# TASK GOAL
Reproduce the full listing below unchanged, apart from the pictures.

# RECORDS SHOWN
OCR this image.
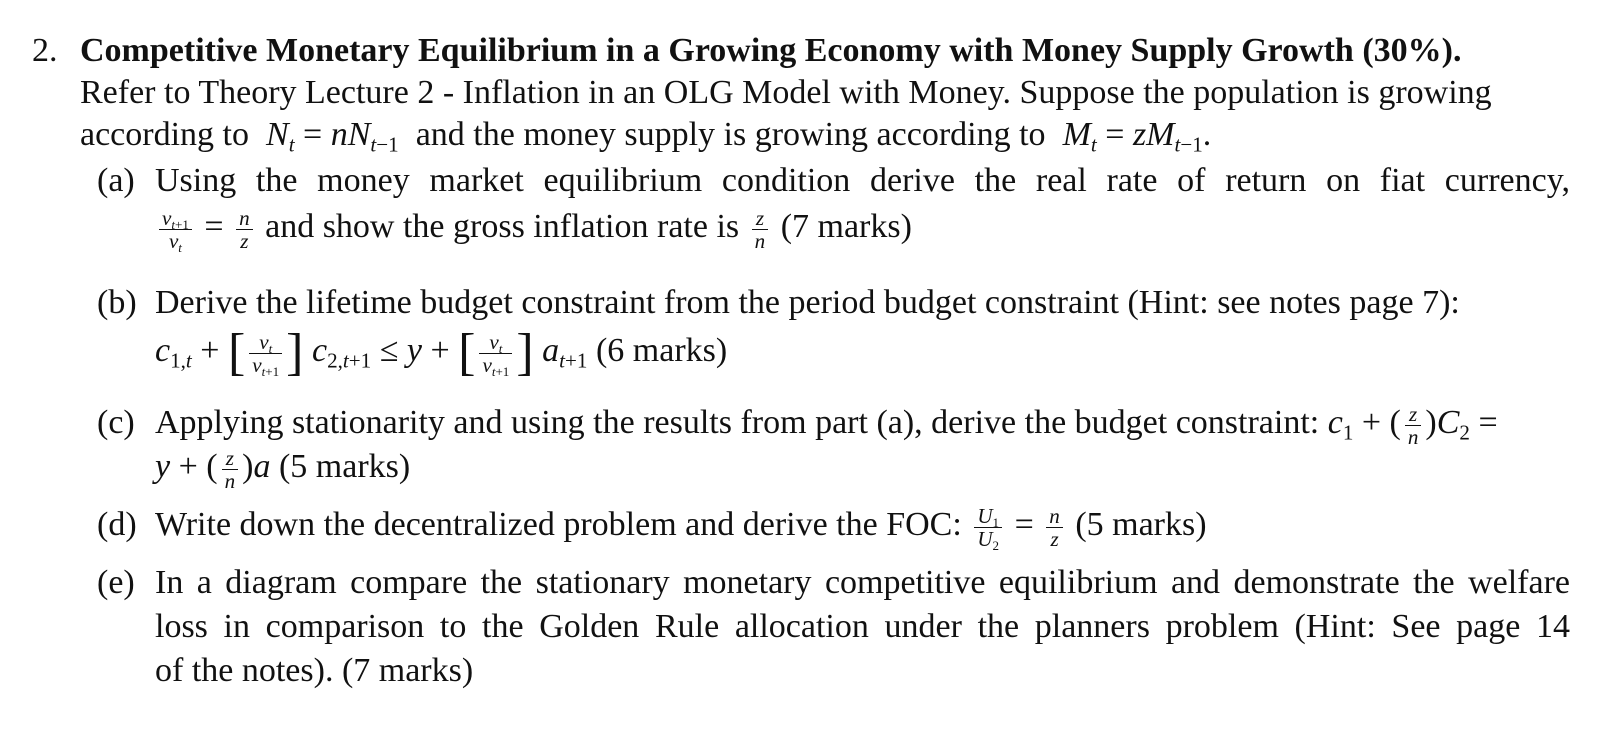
2. Competitive Monetary Equilibrium in a Growing Economy with Money Supply Growth (30%).
Refer to Theory Lecture 2 - Inflation in an OLG Model with Money. Suppose the population is growing
according to $N_t = nN_{t-1}$ and the money supply is growing according to $M_t = zM_{t-1}$.
(a) Using the money market equilibrium condition derive the real rate of return on fiat currency,
$\frac{v_{t+1}}{v_t} = \frac{n}{z}$ and show the gross inflation rate is $\frac{z}{n} (7$ marks)
(b) Derive the lifetime budget constraint from the period budget constraint (Hint: see notes page 7):
$c_{1,t}$ + [ $\frac{v_t}{v_{t+1}}$ ] $c_{2,t+1} \le y$ + [ $\frac{v_t}{v_{t+1}}$ ] $a_{t+1}$ (6 marks)
(c) Applying stationarity and using the results from part (a), derive the budget constraint: $c_1$ + ( $\frac{z}{n} )C_2$ =
y + ( $\frac{z}{n} )a$ (5 marks)
(d) Write down the decentralized problem and derive the FOC: $\frac{U_1}{U_2} = \frac{n}{z} (5$ marks)
(e) In a diagram compare the stationary monetary competitive equilibrium and demonstrate the welfare
loss in comparison to the Golden Rule allocation under the planners problem (Hint: See page 14
of the notes). (7 marks)
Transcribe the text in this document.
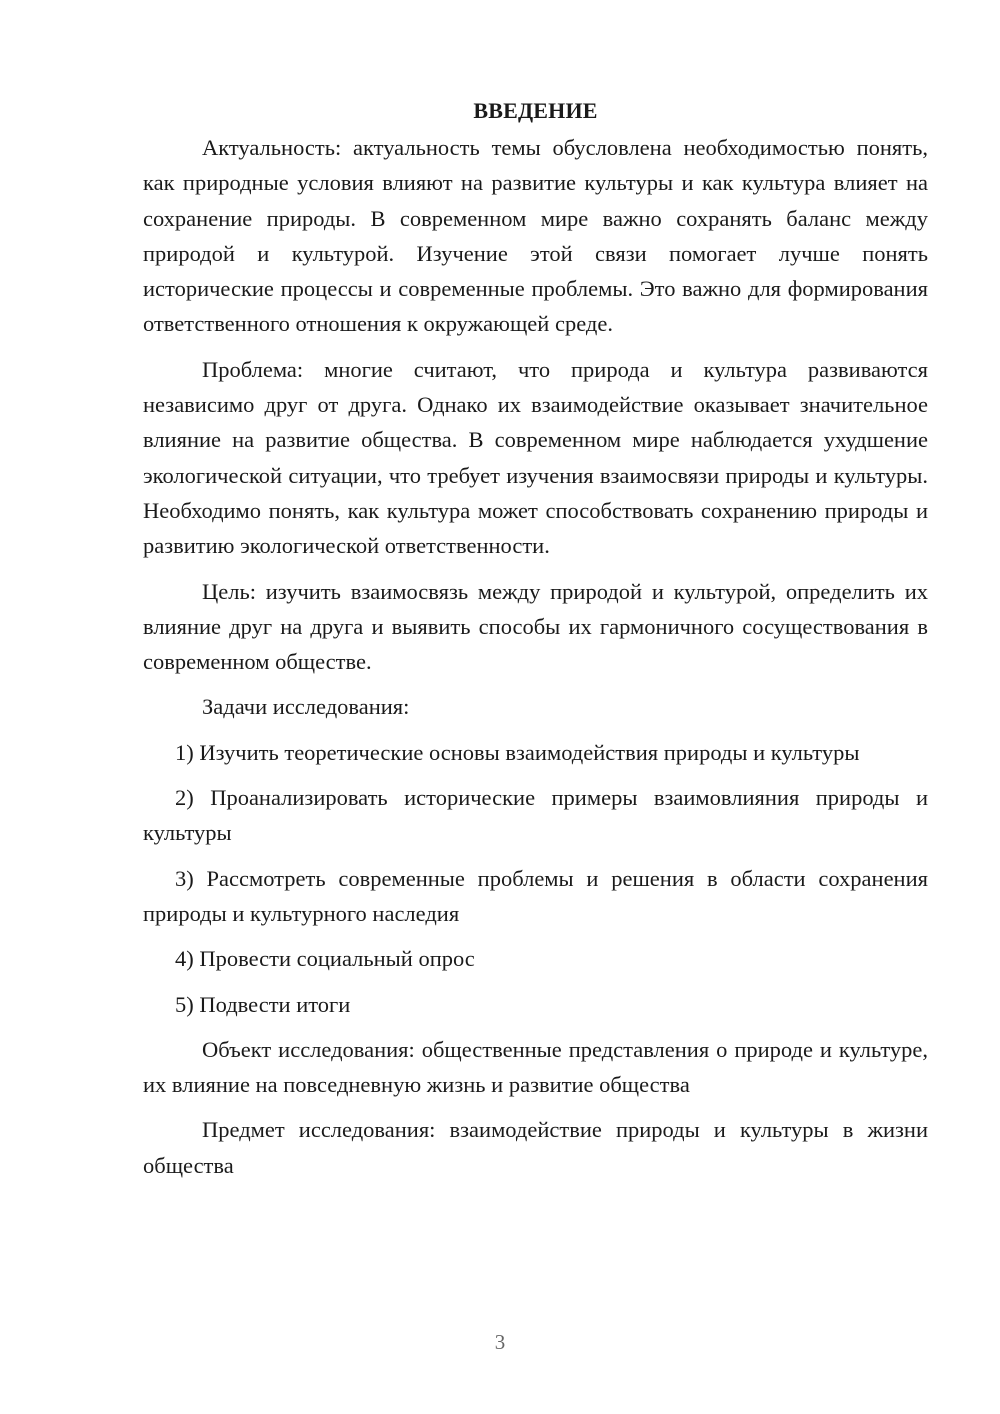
ВВЕДЕНИЕ

Актуальность: актуальность темы обусловлена необходимостью понять, как природные условия влияют на развитие культуры и как культура влияет на сохранение природы. В современном мире важно сохранять баланс между природой и культурой. Изучение этой связи помогает лучше понять исторические процессы и современные проблемы. Это важно для формирования ответственного отношения к окружающей среде.

Проблема: многие считают, что природа и культура развиваются независимо друг от друга. Однако их взаимодействие оказывает значительное влияние на развитие общества. В современном мире наблюдается ухудшение экологической ситуации, что требует изучения взаимосвязи природы и культуры. Необходимо понять, как культура может способствовать сохранению природы и развитию экологической ответственности.

Цель: изучить взаимосвязь между природой и культурой, определить их влияние друг на друга и выявить способы их гармоничного сосуществования в современном обществе.

Задачи исследования:

1) Изучить теоретические основы взаимодействия природы и культуры

2) Проанализировать исторические примеры взаимовлияния природы и культуры

3) Рассмотреть современные проблемы и решения в области сохранения природы и культурного наследия

4) Провести социальный опрос

5) Подвести итоги

Объект исследования: общественные представления о природе и культуре, их влияние на повседневную жизнь и развитие общества

Предмет исследования: взаимодействие природы и культуры в жизни общества

3
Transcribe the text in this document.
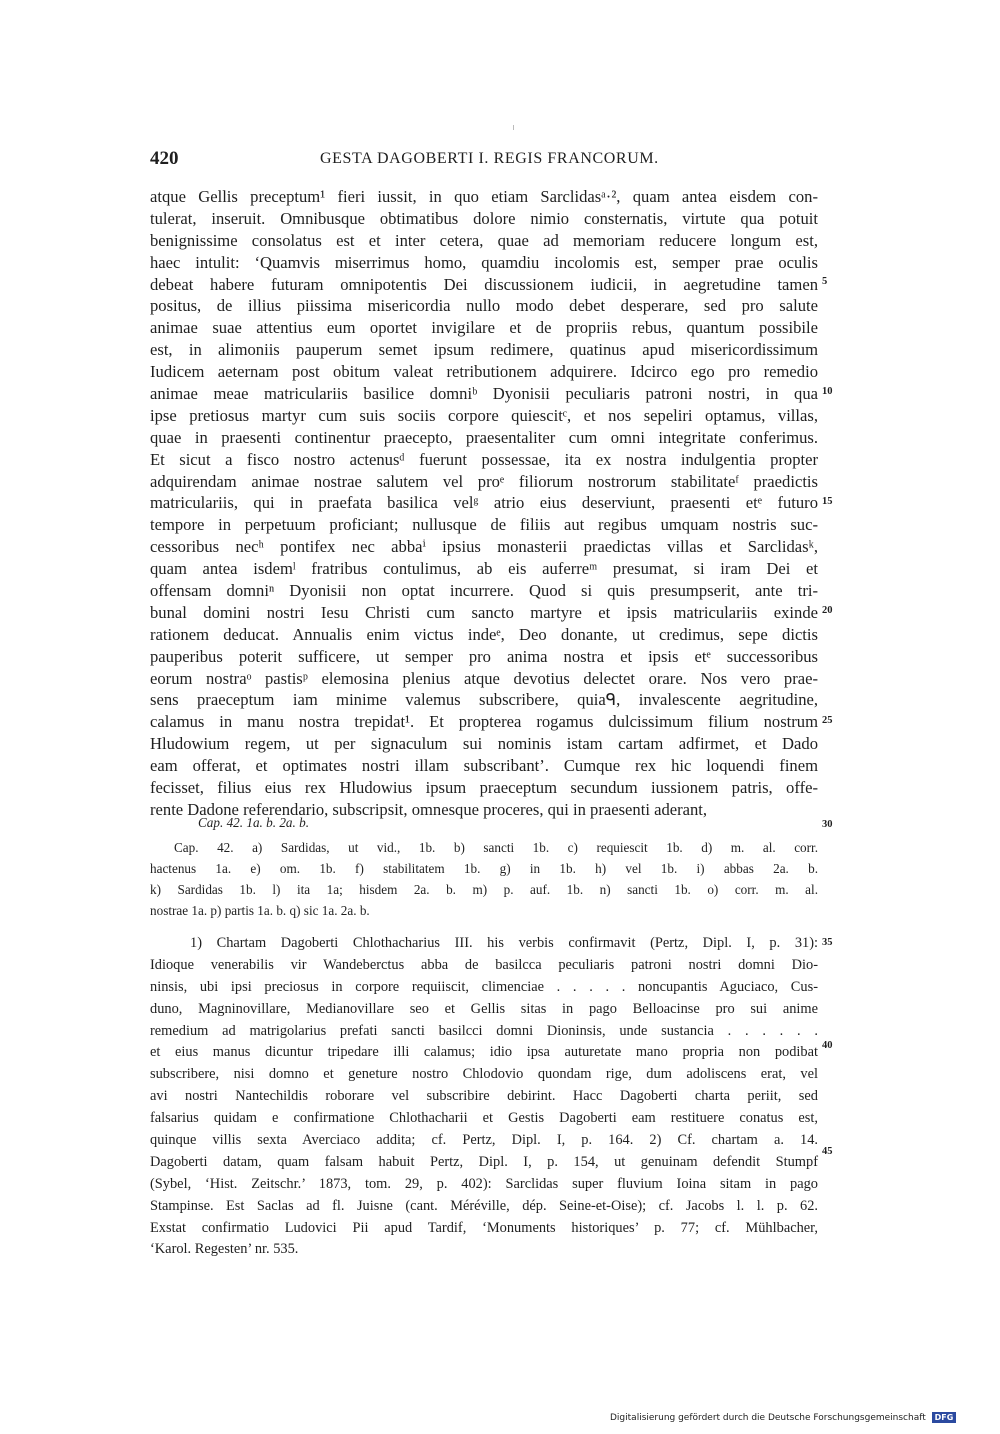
420	GESTA DAGOBERTI I. REGIS FRANCORUM.
atque Gellis preceptum¹ fieri iussit, in quo etiam Sarclidasᵃ·², quam antea eisdem con-
tulerat, inseruit. Omnibusque obtimatibus dolore nimio consternatis, virtute qua potuit
benignissime consolatus est et inter cetera, quae ad memoriam reducere longum est,
haec intulit: ‘Quamvis miserrimus homo, quamdiu incolomis est, semper prae oculis
debeat habere futuram omnipotentis Dei discussionem iudicii, in aegretudine tamen
positus, de illius piissima misericordia nullo modo debet desperare, sed pro salute
animae suae attentius eum oportet invigilare et de propriis rebus, quantum possibile
est, in alimoniis pauperum semet ipsum redimere, quatinus apud misericordissimum
Iudicem aeternam post obitum valeat retributionem adquirere. Idcirco ego pro remedio
animae meae matriculariis basilice domniᵇ Dyonisii peculiaris patroni nostri, in qua
ipse pretiosus martyr cum suis sociis corpore quiescitᶜ, et nos sepeliri optamus, villas,
quae in praesenti continentur praecepto, praesentaliter cum omni integritate conferimus.
Et sicut a fisco nostro actenusᵈ fuerunt possessae, ita ex nostra indulgentia propter
adquirendam animae nostrae salutem vel proᵉ filiorum nostrorum stabilitateᶠ praedictis
matriculariis, qui in praefata basilica velᵍ atrio eius deserviunt, praesenti etᵉ futuro
tempore in perpetuum proficiant; nullusque de filiis aut regibus umquam nostris suc-
cessoribus necʰ pontifex nec abbaⁱ ipsius monasterii praedictas villas et Sarclidasᵏ,
quam antea isdemˡ fratribus contulimus, ab eis auferreᵐ presumat, si iram Dei et
offensam domniⁿ Dyonisii non optat incurrere. Quod si quis presumpserit, ante tri-
bunal domini nostri Iesu Christi cum sancto martyre et ipsis matriculariis exinde
rationem deducat. Annualis enim victus indeᵉ, Deo donante, ut credimus, sepe dictis
pauperibus poterit sufficere, ut semper pro anima nostra et ipsis etᵉ successoribus
eorum nostraᵒ pastisᵖ elemosina plenius atque devotius delectet orare. Nos vero prae-
sens praeceptum iam minime valemus subscribere, quiaᑫ, invalescente aegritudine,
calamus in manu nostra trepidat¹. Et propterea rogamus dulcissimum filium nostrum
Hludowium regem, ut per signaculum sui nominis istam cartam adfirmet, et Dado
eam offerat, et optimates nostri illam subscribant’. Cumque rex hic loquendi finem
fecisset, filius eius rex Hludowius ipsum praeceptum secundum iussionem patris, offe-
rente Dadone referendario, subscripsit, omnesque proceres, qui in praesenti aderant,
5
10
15
20
25
Cap. 42. 1a. b. 2a. b.	30
Cap. 42. a) Sardidas, ut vid., 1b. b) sancti 1b. c) requiescit 1b. d) m. al. corr.
hactenus 1a. e) om. 1b. f) stabilitatem 1b. g) in 1b. h) vel 1b. i) abbas 2a. b.
k) Sardidas 1b. l) ita 1a; hisdem 2a. b. m) p. auf. 1b. n) sancti 1b. o) corr. m. al.
nostrae 1a. p) partis 1a. b. q) sic 1a. 2a. b.
1) Chartam Dagoberti Chlothacharius III. his verbis confirmavit (Pertz, Dipl. I, p. 31):
Idioque venerabilis vir Wandeberctus abba de basilcca peculiaris patroni nostri domni Dio-
ninsis, ubi ipsi preciosus in corpore requiiscit, climenciae . . . . . noncupantis Aguciaco, Cus-
duno, Magninovillare, Medianovillare seo et Gellis sitas in pago Belloacinse pro sui anime
remedium ad matrigolarius prefati sancti basilcci domni Dioninsis, unde sustancia . . . . . .
et eius manus dicuntur tripedare illi calamus; idio ipsa auturetate mano propria non podibat
subscribere, nisi domno et geneture nostro Chlodovio quondam rige, dum adoliscens erat, vel
avi nostri Nantechildis roborare vel subscribire debirint. Hacc Dagoberti charta periit, sed
falsarius quidam e confirmatione Chlothacharii et Gestis Dagoberti eam restituere conatus est,
quinque villis sexta Averciaco addita; cf. Pertz, Dipl. I, p. 164. 2) Cf. chartam a. 14.
Dagoberti datam, quam falsam habuit Pertz, Dipl. I, p. 154, ut genuinam defendit Stumpf
(Sybel, ‘Hist. Zeitschr.’ 1873, tom. 29, p. 402): Sarclidas super fluvium Ioina sitam in pago
Stampinse. Est Saclas ad fl. Juisne (cant. Méréville, dép. Seine-et-Oise); cf. Jacobs l. l. p. 62.
Exstat confirmatio Ludovici Pii apud Tardif, ‘Monuments historiques’ p. 77; cf. Mühlbacher,
‘Karol. Regesten’ nr. 535.
35
40
45
Digitalisierung gefördert durch die Deutsche Forschungsgemeinschaft DFG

# SOLUTION TO THIS TASK
OCR this image.
2. Competitive Monetary Equilibrium in a Growing Economy with Money Supply Growth (30%).
Refer to Theory Lecture 2 - Inflation in an OLG Model with Money. Suppose the population is growing
according to $N_t = nN_{t-1}$ and the money supply is growing according to $M_t = zM_{t-1}$.
(a) Using the money market equilibrium condition derive the real rate of return on fiat currency,
$\frac{v_{t+1}}{v_t} = \frac{n}{z}$ and show the gross inflation rate is $\frac{z}{n} (7$ marks)
(b) Derive the lifetime budget constraint from the period budget constraint (Hint: see notes page 7):
$c_{1,t}$ + [ $\frac{v_t}{v_{t+1}}$ ] $c_{2,t+1} \le y$ + [ $\frac{v_t}{v_{t+1}}$ ] $a_{t+1}$ (6 marks)
(c) Applying stationarity and using the results from part (a), derive the budget constraint: $c_1$ + ( $\frac{z}{n} )C_2$ =
y + ( $\frac{z}{n} )a$ (5 marks)
(d) Write down the decentralized problem and derive the FOC: $\frac{U_1}{U_2} = \frac{n}{z} (5$ marks)
(e) In a diagram compare the stationary monetary competitive equilibrium and demonstrate the welfare
loss in comparison to the Golden Rule allocation under the planners problem (Hint: See page 14
of the notes). (7 marks)
Transcribe the text in this document.
ВВЕДЕНИЕ

Актуальность: актуальность темы обусловлена необходимостью понять, как природные условия влияют на развитие культуры и как культура влияет на сохранение природы. В современном мире важно сохранять баланс между природой и культурой. Изучение этой связи помогает лучше понять исторические процессы и современные проблемы. Это важно для формирования ответственного отношения к окружающей среде.

Проблема: многие считают, что природа и культура развиваются независимо друг от друга. Однако их взаимодействие оказывает значительное влияние на развитие общества. В современном мире наблюдается ухудшение экологической ситуации, что требует изучения взаимосвязи природы и культуры. Необходимо понять, как культура может способствовать сохранению природы и развитию экологической ответственности.

Цель: изучить взаимосвязь между природой и культурой, определить их влияние друг на друга и выявить способы их гармоничного сосуществования в современном обществе.

Задачи исследования:

1) Изучить теоретические основы взаимодействия природы и культуры

2) Проанализировать исторические примеры взаимовлияния природы и культуры

3) Рассмотреть современные проблемы и решения в области сохранения природы и культурного наследия

4) Провести социальный опрос

5) Подвести итоги

Объект исследования: общественные представления о природе и культуре, их влияние на повседневную жизнь и развитие общества

Предмет исследования: взаимодействие природы и культуры в жизни общества

3
Transcribe the text in this document.
420	GESTA DAGOBERTI I. REGIS FRANCORUM.
atque Gellis preceptum¹ fieri iussit, in quo etiam Sarclidasᵃ·², quam antea eisdem con-
tulerat, inseruit. Omnibusque obtimatibus dolore nimio consternatis, virtute qua potuit
benignissime consolatus est et inter cetera, quae ad memoriam reducere longum est,
haec intulit: ‘Quamvis miserrimus homo, quamdiu incolomis est, semper prae oculis
debeat habere futuram omnipotentis Dei discussionem iudicii, in aegretudine tamen
positus, de illius piissima misericordia nullo modo debet desperare, sed pro salute
animae suae attentius eum oportet invigilare et de propriis rebus, quantum possibile
est, in alimoniis pauperum semet ipsum redimere, quatinus apud misericordissimum
Iudicem aeternam post obitum valeat retributionem adquirere. Idcirco ego pro remedio
animae meae matriculariis basilice domniᵇ Dyonisii peculiaris patroni nostri, in qua
ipse pretiosus martyr cum suis sociis corpore quiescitᶜ, et nos sepeliri optamus, villas,
quae in praesenti continentur praecepto, praesentaliter cum omni integritate conferimus.
Et sicut a fisco nostro actenusᵈ fuerunt possessae, ita ex nostra indulgentia propter
adquirendam animae nostrae salutem vel proᵉ filiorum nostrorum stabilitateᶠ praedictis
matriculariis, qui in praefata basilica velᵍ atrio eius deserviunt, praesenti etᵉ futuro
tempore in perpetuum proficiant; nullusque de filiis aut regibus umquam nostris suc-
cessoribus necʰ pontifex nec abbaⁱ ipsius monasterii praedictas villas et Sarclidasᵏ,
quam antea isdemˡ fratribus contulimus, ab eis auferreᵐ presumat, si iram Dei et
offensam domniⁿ Dyonisii non optat incurrere. Quod si quis presumpserit, ante tri-
bunal domini nostri Iesu Christi cum sancto martyre et ipsis matriculariis exinde
rationem deducat. Annualis enim victus indeᵉ, Deo donante, ut credimus, sepe dictis
pauperibus poterit sufficere, ut semper pro anima nostra et ipsis etᵉ successoribus
eorum nostraᵒ pastisᵖ elemosina plenius atque devotius delectet orare. Nos vero prae-
sens praeceptum iam minime valemus subscribere, quiaᑫ, invalescente aegritudine,
calamus in manu nostra trepidat¹. Et propterea rogamus dulcissimum filium nostrum
Hludowium regem, ut per signaculum sui nominis istam cartam adfirmet, et Dado
eam offerat, et optimates nostri illam subscribant’. Cumque rex hic loquendi finem
fecisset, filius eius rex Hludowius ipsum praeceptum secundum iussionem patris, offe-
rente Dadone referendario, subscripsit, omnesque proceres, qui in praesenti aderant,
5
10
15
20
25
Cap. 42. 1a. b. 2a. b.	30
Cap. 42. a) Sardidas, ut vid., 1b. b) sancti 1b. c) requiescit 1b. d) m. al. corr.
hactenus 1a. e) om. 1b. f) stabilitatem 1b. g) in 1b. h) vel 1b. i) abbas 2a. b.
k) Sardidas 1b. l) ita 1a; hisdem 2a. b. m) p. auf. 1b. n) sancti 1b. o) corr. m. al.
nostrae 1a. p) partis 1a. b. q) sic 1a. 2a. b.
1) Chartam Dagoberti Chlothacharius III. his verbis confirmavit (Pertz, Dipl. I, p. 31):
Idioque venerabilis vir Wandeberctus abba de basilcca peculiaris patroni nostri domni Dio-
ninsis, ubi ipsi preciosus in corpore requiiscit, climenciae . . . . . noncupantis Aguciaco, Cus-
duno, Magninovillare, Medianovillare seo et Gellis sitas in pago Belloacinse pro sui anime
remedium ad matrigolarius prefati sancti basilcci domni Dioninsis, unde sustancia . . . . . .
et eius manus dicuntur tripedare illi calamus; idio ipsa auturetate mano propria non podibat
subscribere, nisi domno et geneture nostro Chlodovio quondam rige, dum adoliscens erat, vel
avi nostri Nantechildis roborare vel subscribire debirint. Hacc Dagoberti charta periit, sed
falsarius quidam e confirmatione Chlothacharii et Gestis Dagoberti eam restituere conatus est,
quinque villis sexta Averciaco addita; cf. Pertz, Dipl. I, p. 164. 2) Cf. chartam a. 14.
Dagoberti datam, quam falsam habuit Pertz, Dipl. I, p. 154, ut genuinam defendit Stumpf
(Sybel, ‘Hist. Zeitschr.’ 1873, tom. 29, p. 402): Sarclidas super fluvium Ioina sitam in pago
Stampinse. Est Saclas ad fl. Juisne (cant. Méréville, dép. Seine-et-Oise); cf. Jacobs l. l. p. 62.
Exstat confirmatio Ludovici Pii apud Tardif, ‘Monuments historiques’ p. 77; cf. Mühlbacher,
‘Karol. Regesten’ nr. 535.
35
40
45
Digitalisierung gefördert durch die Deutsche Forschungsgemeinschaft DFG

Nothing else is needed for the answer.